Recorded data:

────────────────────

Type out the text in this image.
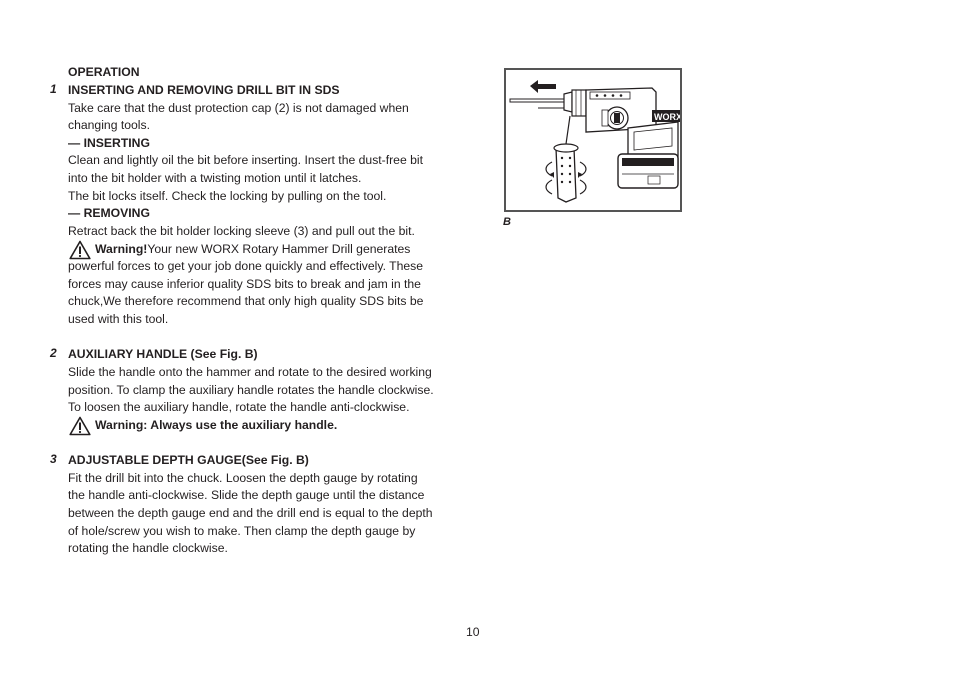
OPERATION
1 INSERTING AND REMOVING DRILL BIT IN SDS
Take care that the dust protection cap (2) is not damaged when
changing tools.
— INSERTING
Clean and lightly oil the bit before inserting. Insert the dust-free bit
into the bit holder with a twisting motion until it latches.
The bit locks itself. Check the locking by pulling on the tool.
— REMOVING
Retract back the bit holder locking sleeve (3) and pull out the bit.
Warning!Your new WORX Rotary Hammer Drill generates
powerful forces to get your job done quickly and effectively. These
forces may cause inferior quality SDS bits to break and jam in the
chuck,We therefore recommend that only high quality SDS bits be
used with this tool.
2 AUXILIARY HANDLE (See Fig. B)
Slide the handle onto the hammer and rotate to the desired working
position. To clamp the auxiliary handle rotates the handle clockwise.
To loosen the auxiliary handle, rotate the handle anti-clockwise.
Warning: Always use the auxiliary handle.
3 ADJUSTABLE DEPTH GAUGE(See Fig. B)
Fit the drill bit into the chuck. Loosen the depth gauge by rotating
the handle anti-clockwise. Slide the depth gauge until the distance
between the depth gauge end and the drill end is equal to the depth
of hole/screw you wish to make. Then clamp the depth gauge by
rotating the handle clockwise.
WORX
B
10
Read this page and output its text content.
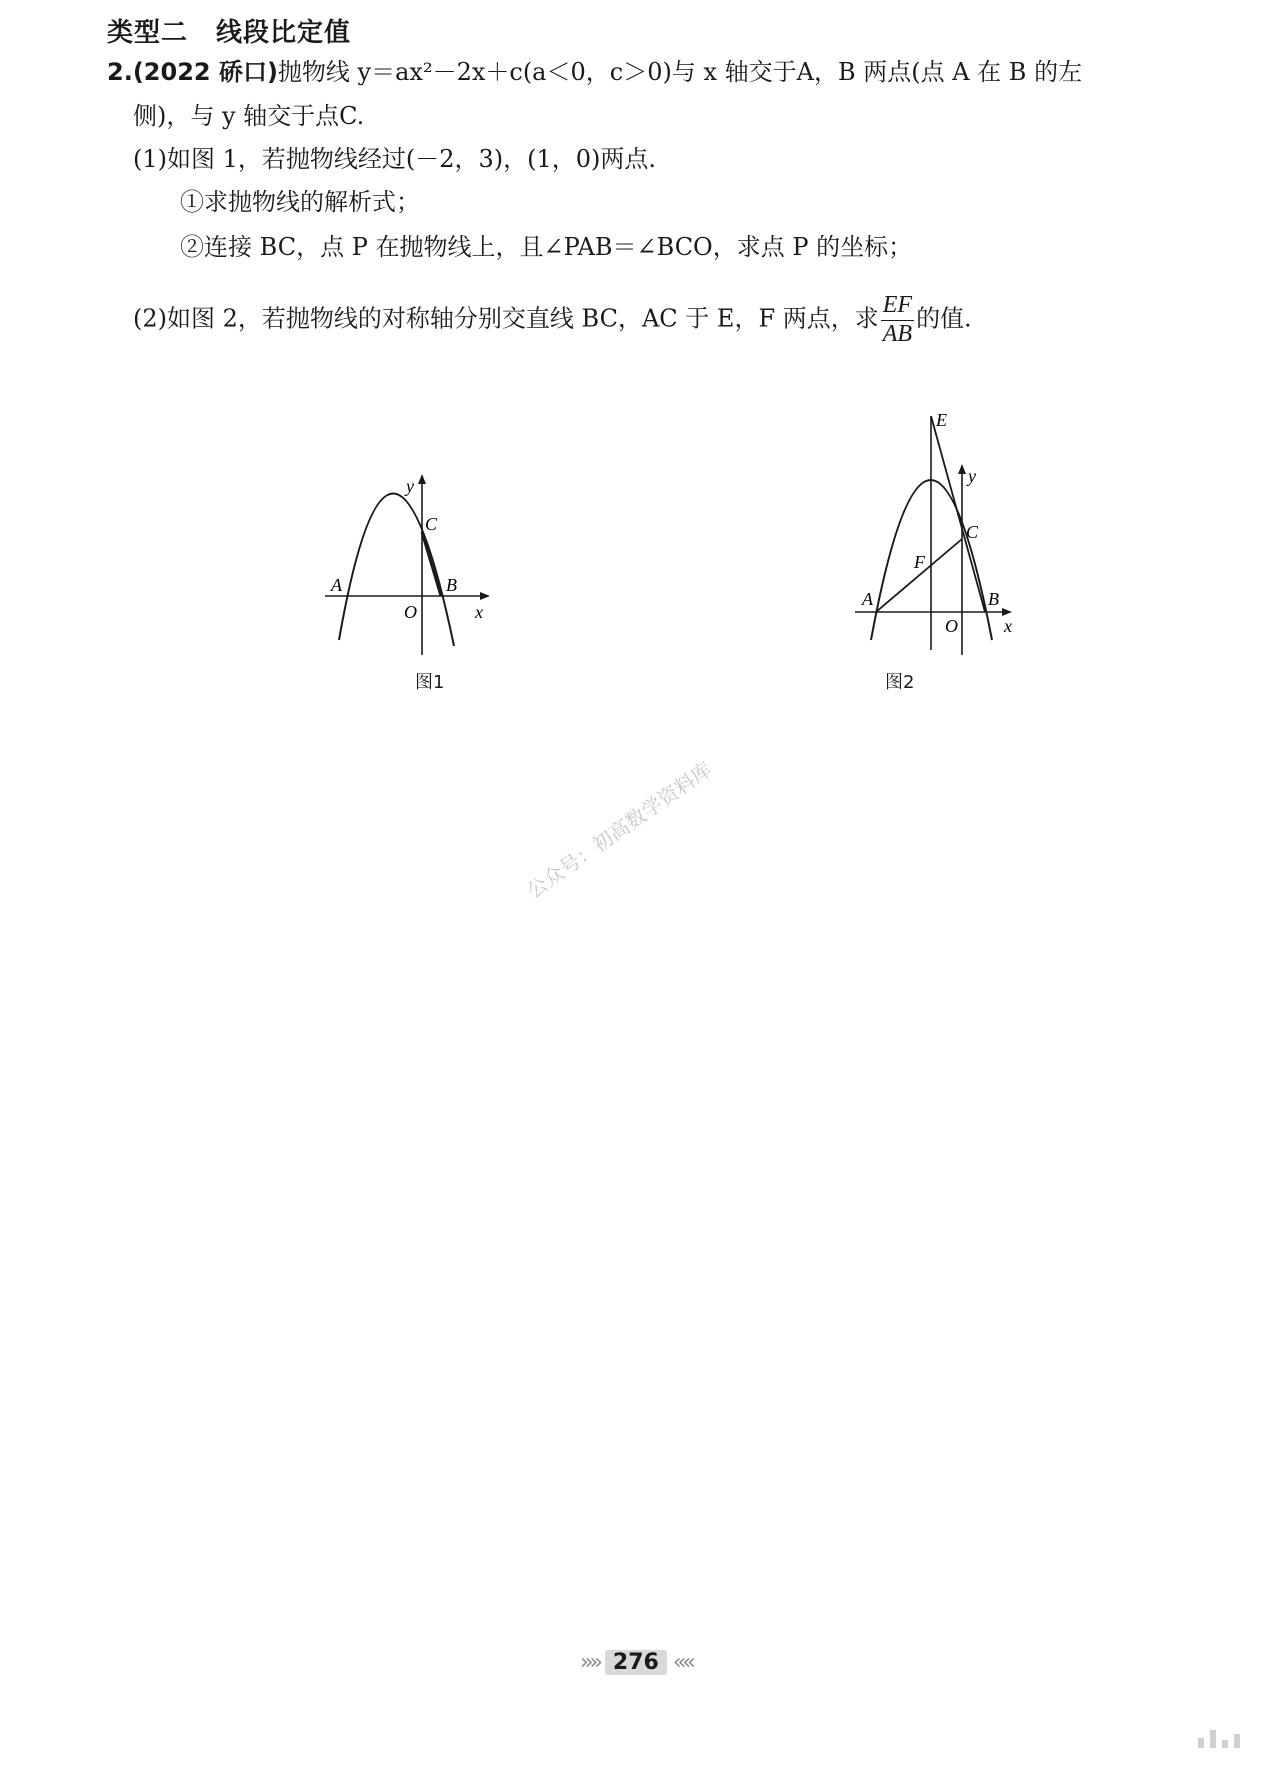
类型二 线段比定值
2.(2022 硚口)抛物线 y＝ax²－2x＋c(a＜0，c＞0)与 x 轴交于A，B 两点(点 A 在 B 的左
侧)，与 y 轴交于点C.
(1)如图 1，若抛物线经过(－2，3)，(1，0)两点.
①求抛物线的解析式；
②连接 BC，点 P 在抛物线上，且∠PAB＝∠BCO，求点 P 的坐标；
(2)如图 2，若抛物线的对称轴分别交直线 BC，AC 于 E，F 两点，求 $\frac{EF}{AB}$ 的值.
y
C
A	B
O	x
图1
E
y
C
F
A	B
O	x
图2
公众号：初高数学资料库
»» 276 ««
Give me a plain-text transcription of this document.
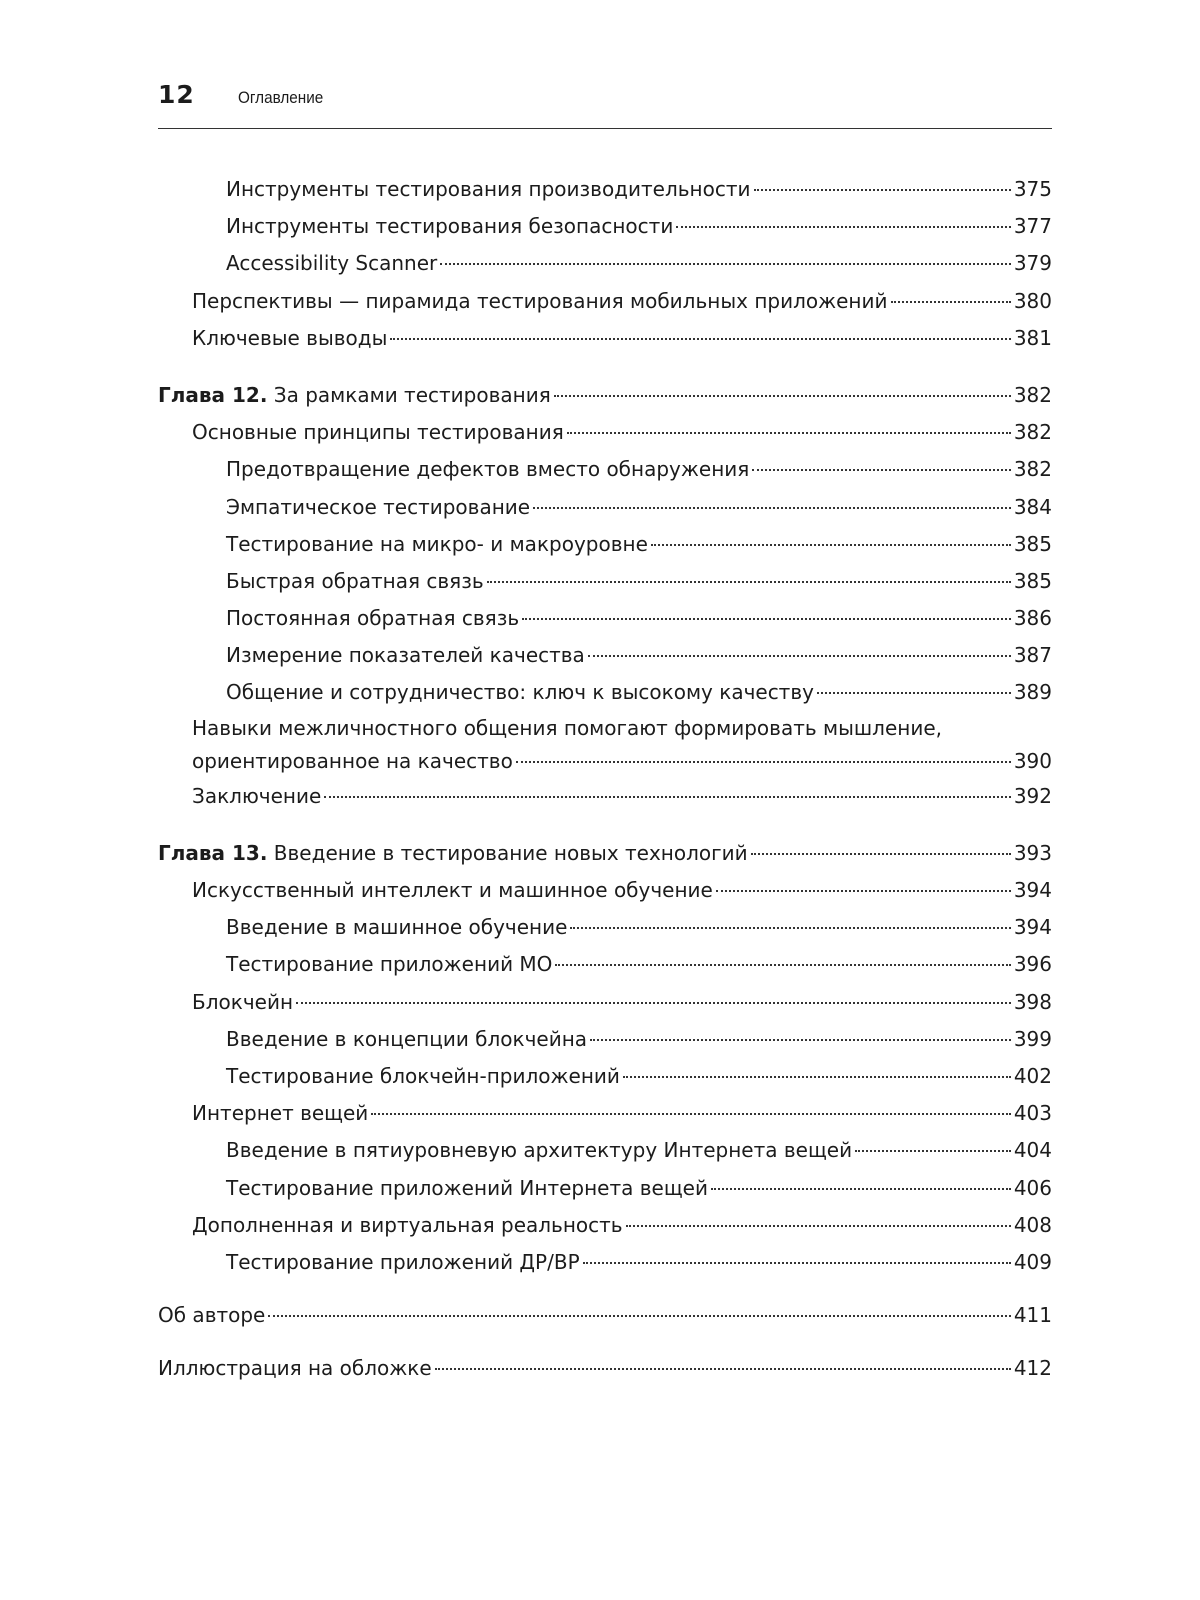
12	Оглавление
Инструменты тестирования производительности	375
Инструменты тестирования безопасности	377
Accessibility Scanner	379
Перспективы — пирамида тестирования мобильных приложений	380
Ключевые выводы	381
Глава 12. За рамками тестирования	382
Основные принципы тестирования	382
Предотвращение дефектов вместо обнаружения	382
Эмпатическое тестирование	384
Тестирование на микро- и макроуровне	385
Быстрая обратная связь	385
Постоянная обратная связь	386
Измерение показателей качества	387
Общение и сотрудничество: ключ к высокому качеству	389
Навыки межличностного общения помогают формировать мышление,
ориентированное на качество	390
Заключение	392
Глава 13. Введение в тестирование новых технологий	393
Искусственный интеллект и машинное обучение	394
Введение в машинное обучение	394
Тестирование приложений МО	396
Блокчейн	398
Введение в концепции блокчейна	399
Тестирование блокчейн-приложений	402
Интернет вещей	403
Введение в пятиуровневую архитектуру Интернета вещей	404
Тестирование приложений Интернета вещей	406
Дополненная и виртуальная реальность	408
Тестирование приложений ДР/ВР	409
Об авторе	411
Иллюстрация на обложке	412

────────────────────

▶ Set exercise: The records above must be printed exactly; the pictures stay out.

▶ Answer to this task:
Type out the text in this image.
OPERATION
1 INSERTING AND REMOVING DRILL BIT IN SDS
Take care that the dust protection cap (2) is not damaged when
changing tools.
— INSERTING
Clean and lightly oil the bit before inserting. Insert the dust-free bit
into the bit holder with a twisting motion until it latches.
The bit locks itself. Check the locking by pulling on the tool.
— REMOVING
Retract back the bit holder locking sleeve (3) and pull out the bit.
Warning!Your new WORX Rotary Hammer Drill generates
powerful forces to get your job done quickly and effectively. These
forces may cause inferior quality SDS bits to break and jam in the
chuck,We therefore recommend that only high quality SDS bits be
used with this tool.
2 AUXILIARY HANDLE (See Fig. B)
Slide the handle onto the hammer and rotate to the desired working
position. To clamp the auxiliary handle rotates the handle clockwise.
To loosen the auxiliary handle, rotate the handle anti-clockwise.
Warning: Always use the auxiliary handle.
3 ADJUSTABLE DEPTH GAUGE(See Fig. B)
Fit the drill bit into the chuck. Loosen the depth gauge by rotating
the handle anti-clockwise. Slide the depth gauge until the distance
between the depth gauge end and the drill end is equal to the depth
of hole/screw you wish to make. Then clamp the depth gauge by
rotating the handle clockwise.
WORX
B
10
Read this page and output its text content.
类型二 线段比定值
2.(2022 硚口)抛物线 y＝ax²－2x＋c(a＜0，c＞0)与 x 轴交于A，B 两点(点 A 在 B 的左
侧)，与 y 轴交于点C.
(1)如图 1，若抛物线经过(－2，3)，(1，0)两点.
①求抛物线的解析式；
②连接 BC，点 P 在抛物线上，且∠PAB＝∠BCO，求点 P 的坐标；
(2)如图 2，若抛物线的对称轴分别交直线 BC，AC 于 E，F 两点，求 $\frac{EF}{AB}$ 的值.
y
C
A	B
O	x
图1
E
y
C
F
A	B
O	x
图2
公众号：初高数学资料库
»» 276 ««
Give me a plain-text transcription of this document.
12	Оглавление
Инструменты тестирования производительности	375
Инструменты тестирования безопасности	377
Accessibility Scanner	379
Перспективы — пирамида тестирования мобильных приложений	380
Ключевые выводы	381
Глава 12. За рамками тестирования	382
Основные принципы тестирования	382
Предотвращение дефектов вместо обнаружения	382
Эмпатическое тестирование	384
Тестирование на микро- и макроуровне	385
Быстрая обратная связь	385
Постоянная обратная связь	386
Измерение показателей качества	387
Общение и сотрудничество: ключ к высокому качеству	389
Навыки межличностного общения помогают формировать мышление,
ориентированное на качество	390
Заключение	392
Глава 13. Введение в тестирование новых технологий	393
Искусственный интеллект и машинное обучение	394
Введение в машинное обучение	394
Тестирование приложений МО	396
Блокчейн	398
Введение в концепции блокчейна	399
Тестирование блокчейн-приложений	402
Интернет вещей	403
Введение в пятиуровневую архитектуру Интернета вещей	404
Тестирование приложений Интернета вещей	406
Дополненная и виртуальная реальность	408
Тестирование приложений ДР/ВР	409
Об авторе	411
Иллюстрация на обложке	412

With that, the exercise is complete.